*Material shown:*
┌────────

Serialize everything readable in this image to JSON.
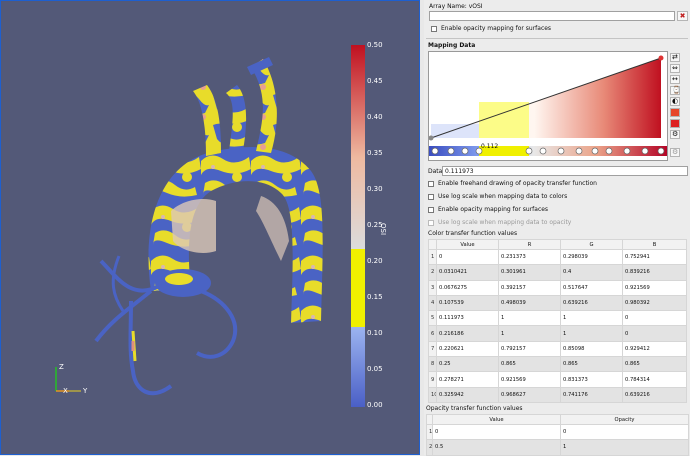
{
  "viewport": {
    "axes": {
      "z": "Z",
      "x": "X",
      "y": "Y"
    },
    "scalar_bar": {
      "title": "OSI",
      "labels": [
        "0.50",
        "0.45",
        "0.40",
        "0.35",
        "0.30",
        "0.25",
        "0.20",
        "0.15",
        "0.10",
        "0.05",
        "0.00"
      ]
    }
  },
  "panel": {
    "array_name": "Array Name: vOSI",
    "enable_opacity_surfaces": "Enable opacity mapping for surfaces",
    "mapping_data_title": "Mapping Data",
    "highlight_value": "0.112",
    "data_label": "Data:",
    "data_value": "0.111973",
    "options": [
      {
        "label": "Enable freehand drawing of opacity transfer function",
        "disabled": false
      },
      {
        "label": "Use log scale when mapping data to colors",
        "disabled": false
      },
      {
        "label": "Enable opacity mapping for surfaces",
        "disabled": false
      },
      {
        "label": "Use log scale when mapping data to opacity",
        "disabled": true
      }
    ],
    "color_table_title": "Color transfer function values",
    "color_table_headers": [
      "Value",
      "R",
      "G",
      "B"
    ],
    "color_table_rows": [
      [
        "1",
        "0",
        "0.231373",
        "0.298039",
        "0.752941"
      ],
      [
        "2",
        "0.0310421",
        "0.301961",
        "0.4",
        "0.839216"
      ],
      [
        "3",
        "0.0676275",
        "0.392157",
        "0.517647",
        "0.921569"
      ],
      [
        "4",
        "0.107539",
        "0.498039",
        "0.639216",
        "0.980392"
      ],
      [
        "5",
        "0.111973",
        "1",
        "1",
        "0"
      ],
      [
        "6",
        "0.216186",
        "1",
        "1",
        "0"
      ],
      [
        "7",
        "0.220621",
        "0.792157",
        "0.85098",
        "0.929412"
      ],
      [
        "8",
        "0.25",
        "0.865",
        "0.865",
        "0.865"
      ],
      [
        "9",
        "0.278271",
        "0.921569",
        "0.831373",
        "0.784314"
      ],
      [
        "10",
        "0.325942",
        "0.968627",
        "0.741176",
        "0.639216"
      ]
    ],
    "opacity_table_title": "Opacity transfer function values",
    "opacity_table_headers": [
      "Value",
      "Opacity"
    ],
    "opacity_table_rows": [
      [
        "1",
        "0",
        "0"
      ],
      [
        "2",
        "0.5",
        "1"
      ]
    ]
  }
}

└────────

The records above need to be given again exactly. Omit the pictures.

*Problem solution:*
Serialize everything readable in this image to JSON.
{
  "viewport": {
    "axes": {
      "z": "Z",
      "x": "X",
      "y": "Y"
    },
    "scalar_bar": {
      "title": "OSI",
      "labels": [
        "0.50",
        "0.45",
        "0.40",
        "0.35",
        "0.30",
        "0.25",
        "0.20",
        "0.15",
        "0.10",
        "0.05",
        "0.00"
      ]
    }
  },
  "panel": {
    "array_name": "Array Name: vOSI",
    "enable_opacity_surfaces": "Enable opacity mapping for surfaces",
    "mapping_data_title": "Mapping Data",
    "highlight_value": "0.112",
    "data_label": "Data:",
    "data_value": "0.111973",
    "options": [
      {
        "label": "Enable freehand drawing of opacity transfer function",
        "disabled": false
      },
      {
        "label": "Use log scale when mapping data to colors",
        "disabled": false
      },
      {
        "label": "Enable opacity mapping for surfaces",
        "disabled": false
      },
      {
        "label": "Use log scale when mapping data to opacity",
        "disabled": true
      }
    ],
    "color_table_title": "Color transfer function values",
    "color_table_headers": [
      "Value",
      "R",
      "G",
      "B"
    ],
    "color_table_rows": [
      [
        "1",
        "0",
        "0.231373",
        "0.298039",
        "0.752941"
      ],
      [
        "2",
        "0.0310421",
        "0.301961",
        "0.4",
        "0.839216"
      ],
      [
        "3",
        "0.0676275",
        "0.392157",
        "0.517647",
        "0.921569"
      ],
      [
        "4",
        "0.107539",
        "0.498039",
        "0.639216",
        "0.980392"
      ],
      [
        "5",
        "0.111973",
        "1",
        "1",
        "0"
      ],
      [
        "6",
        "0.216186",
        "1",
        "1",
        "0"
      ],
      [
        "7",
        "0.220621",
        "0.792157",
        "0.85098",
        "0.929412"
      ],
      [
        "8",
        "0.25",
        "0.865",
        "0.865",
        "0.865"
      ],
      [
        "9",
        "0.278271",
        "0.921569",
        "0.831373",
        "0.784314"
      ],
      [
        "10",
        "0.325942",
        "0.968627",
        "0.741176",
        "0.639216"
      ]
    ],
    "opacity_table_title": "Opacity transfer function values",
    "opacity_table_headers": [
      "Value",
      "Opacity"
    ],
    "opacity_table_rows": [
      [
        "1",
        "0",
        "0"
      ],
      [
        "2",
        "0.5",
        "1"
      ]
    ]
  }
}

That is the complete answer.